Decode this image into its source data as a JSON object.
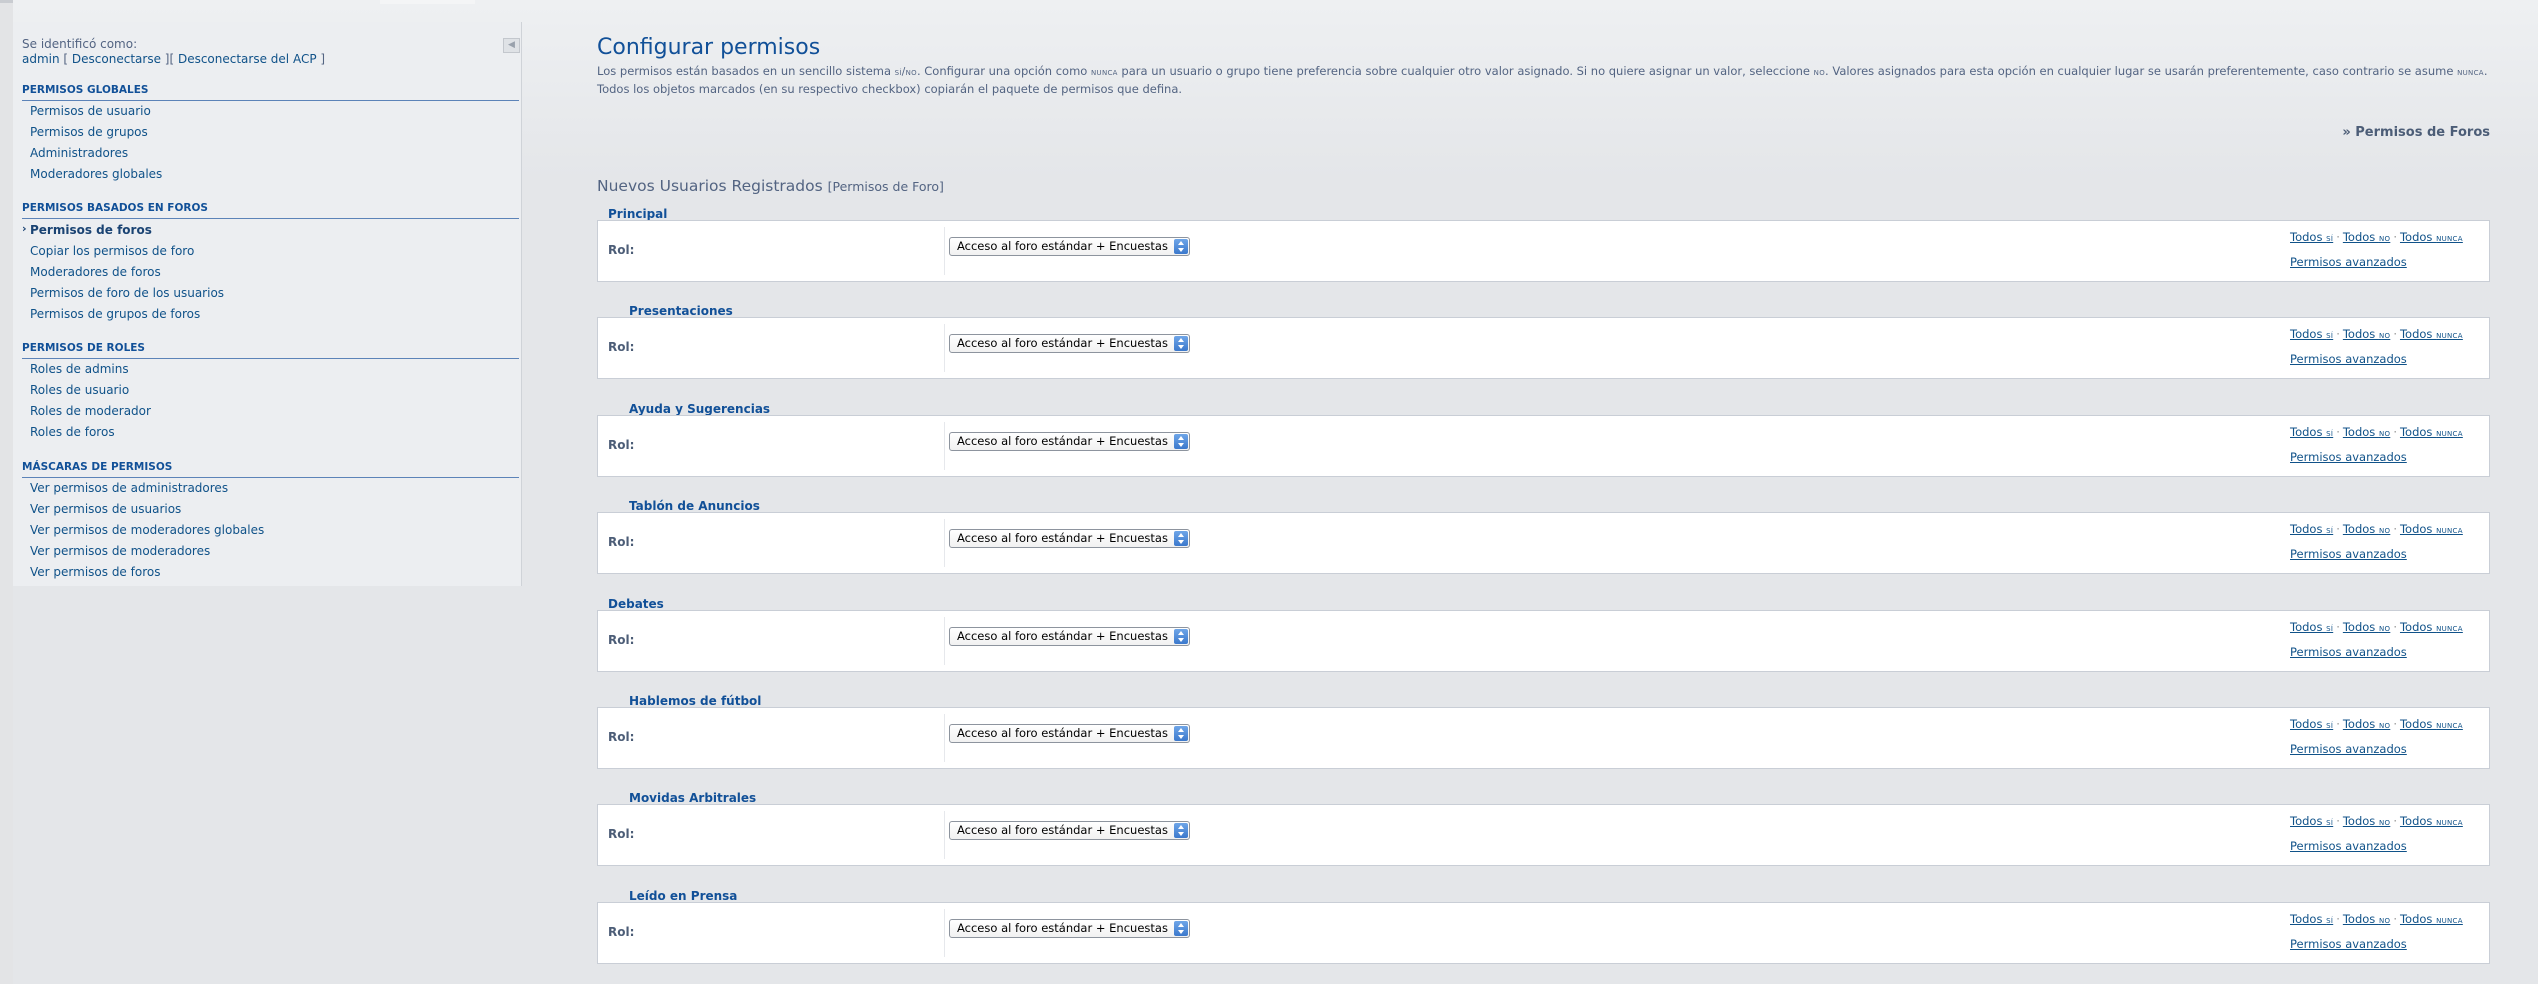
{
  "sidebar": {
    "login_label": "Se identificó como:",
    "user": "admin",
    "logout": "Desconectarse",
    "logout_acp": "Desconectarse del ACP",
    "sections": [
      {
        "title": "PERMISOS GLOBALES",
        "items": [
          "Permisos de usuario",
          "Permisos de grupos",
          "Administradores",
          "Moderadores globales"
        ]
      },
      {
        "title": "PERMISOS BASADOS EN FOROS",
        "items": [
          "Permisos de foros",
          "Copiar los permisos de foro",
          "Moderadores de foros",
          "Permisos de foro de los usuarios",
          "Permisos de grupos de foros"
        ]
      },
      {
        "title": "PERMISOS DE ROLES",
        "items": [
          "Roles de admins",
          "Roles de usuario",
          "Roles de moderador",
          "Roles de foros"
        ]
      },
      {
        "title": "MÁSCARAS DE PERMISOS",
        "items": [
          "Ver permisos de administradores",
          "Ver permisos de usuarios",
          "Ver permisos de moderadores globales",
          "Ver permisos de moderadores",
          "Ver permisos de foros"
        ]
      }
    ]
  },
  "main": {
    "title": "Configurar permisos",
    "intro": {
      "p1": "Los permisos están basados en un sencillo sistema ",
      "yesno": "sí/no",
      "p2": ". Configurar una opción como ",
      "never": "nunca",
      "p3": " para un usuario o grupo tiene preferencia sobre cualquier otro valor asignado. Si no quiere asignar un valor, seleccione ",
      "no": "no",
      "p4": ". Valores asignados para esta opción en cualquier lugar se usarán preferentemente, caso contrario se asume ",
      "never2": "nunca",
      "p5": ".",
      "line2": "Todos los objetos marcados (en su respectivo checkbox) copiarán el paquete de permisos que defina."
    },
    "forum_permissions_link": "» Permisos de Foros",
    "group_heading": "Nuevos Usuarios Registrados",
    "group_heading_sub": "[Permisos de Foro]",
    "role_label": "Rol:",
    "role_value": "Acceso al foro estándar + Encuestas",
    "all_yes_prefix": "Todos ",
    "all_yes": "sí",
    "all_no_prefix": "Todos ",
    "all_no": "no",
    "all_never_prefix": "Todos ",
    "all_never": "nunca",
    "separator": "·",
    "advanced": "Permisos avanzados",
    "forums": [
      "Principal",
      "Presentaciones",
      "Ayuda y Sugerencias",
      "Tablón de Anuncios",
      "Debates",
      "Hablemos de fútbol",
      "Movidas Arbitrales",
      "Leído en Prensa"
    ]
  }
}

Work to complete: Tally the lines of the preceding listing in which the word "cualquier" appears; state nothing but the total.

Exercise solution: 2